Given task | Below is a block of records; return all of them exactly, but without the images.

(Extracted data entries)
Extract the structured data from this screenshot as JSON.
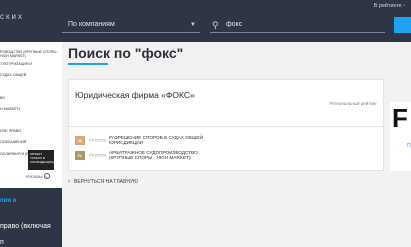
{
  "header": {
    "logo": "ских",
    "rating_link": "В рейтинге",
    "rating_link_suffix": "•",
    "company_select": "По компаниям",
    "search_value": "фокс"
  },
  "sidebar": {
    "items": [
      {
        "label": "ровоДСТВО (КРУПНЫЕ СПОРЫ - HIGH MARKET)"
      },
      {
        "label": "ТУКТУРИЗАЦИЯ И"
      },
      {
        "label": "СУДАХ ОБЩЕЙ"
      },
      {
        "label": "ВО"
      },
      {
        "label": "H MARKET)"
      },
      {
        "label": "НОЕ ПРАВО"
      },
      {
        "label": "ооБЛАЖЕНИЯ"
      },
      {
        "label": "ОСЛИЯНИЯ И (ET)"
      }
    ],
    "badge_text": "ОБЪЕКТ ТОЛЬКО В КОНФИДЕНЦИАЛЬНОСТИ",
    "reklama": "РЕКЛАМА",
    "dark_heading": "пии и",
    "dark_item1": "право (включая",
    "dark_item2": "п"
  },
  "page": {
    "title": "Поиск по \"фокс\""
  },
  "result": {
    "company_name": "Юридическая фирма «ФОКС»",
    "regional_rating": "Региональный рейтинг",
    "rows": [
      {
        "badge": "III",
        "group": "ГРУППА",
        "text": "РАЗРЕШЕНИЕ СПОРОВ В СУДАХ ОБЩЕЙ ЮРИСДИКЦИИ",
        "color": "#d9a77a"
      },
      {
        "badge": "IV",
        "group": "ГРУППА",
        "text": "АРБИТРАЖНОЕ СУДОПРОИЗВОДСТВО (КРУПНЫЕ СПОРЫ - HIGH MARKET)",
        "color": "#a99a6a"
      }
    ]
  },
  "side_panel": {
    "letter": "F",
    "link": "П"
  },
  "back_link": "ВЕРНУТЬСЯ НА ГЛАВНУЮ",
  "colors": {
    "accent": "#1ea1f2",
    "topbar": "#2e3645"
  }
}
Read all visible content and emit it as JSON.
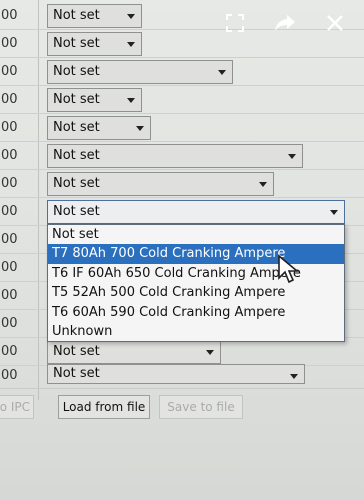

Full output |
Extract the structured data from this screenshot as JSON.
{
  "header": {
    "logo": "ских",
    "rating_link": "В рейтинге",
    "rating_link_suffix": "•",
    "company_select": "По компаниям",
    "search_value": "фокс"
  },
  "sidebar": {
    "items": [
      {
        "label": "ровоДСТВО (КРУПНЫЕ СПОРЫ - HIGH MARKET)"
      },
      {
        "label": "ТУКТУРИЗАЦИЯ И"
      },
      {
        "label": "СУДАХ ОБЩЕЙ"
      },
      {
        "label": "ВО"
      },
      {
        "label": "H MARKET)"
      },
      {
        "label": "НОЕ ПРАВО"
      },
      {
        "label": "ооБЛАЖЕНИЯ"
      },
      {
        "label": "ОСЛИЯНИЯ И (ET)"
      }
    ],
    "badge_text": "ОБЪЕКТ ТОЛЬКО В КОНФИДЕНЦИАЛЬНОСТИ",
    "reklama": "РЕКЛАМА",
    "dark_heading": "пии и",
    "dark_item1": "право (включая",
    "dark_item2": "п"
  },
  "page": {
    "title": "Поиск по \"фокс\""
  },
  "result": {
    "company_name": "Юридическая фирма «ФОКС»",
    "regional_rating": "Региональный рейтинг",
    "rows": [
      {
        "badge": "III",
        "group": "ГРУППА",
        "text": "РАЗРЕШЕНИЕ СПОРОВ В СУДАХ ОБЩЕЙ ЮРИСДИКЦИИ",
        "color": "#d9a77a"
      },
      {
        "badge": "IV",
        "group": "ГРУППА",
        "text": "АРБИТРАЖНОЕ СУДОПРОИЗВОДСТВО (КРУПНЫЕ СПОРЫ - HIGH MARKET)",
        "color": "#a99a6a"
      }
    ]
  },
  "side_panel": {
    "letter": "F",
    "link": "П"
  },
  "back_link": "ВЕРНУТЬСЯ НА ГЛАВНУЮ",
  "colors": {
    "accent": "#1ea1f2",
    "topbar": "#2e3645"
  }
}
Read all visible content and emit it as JSON.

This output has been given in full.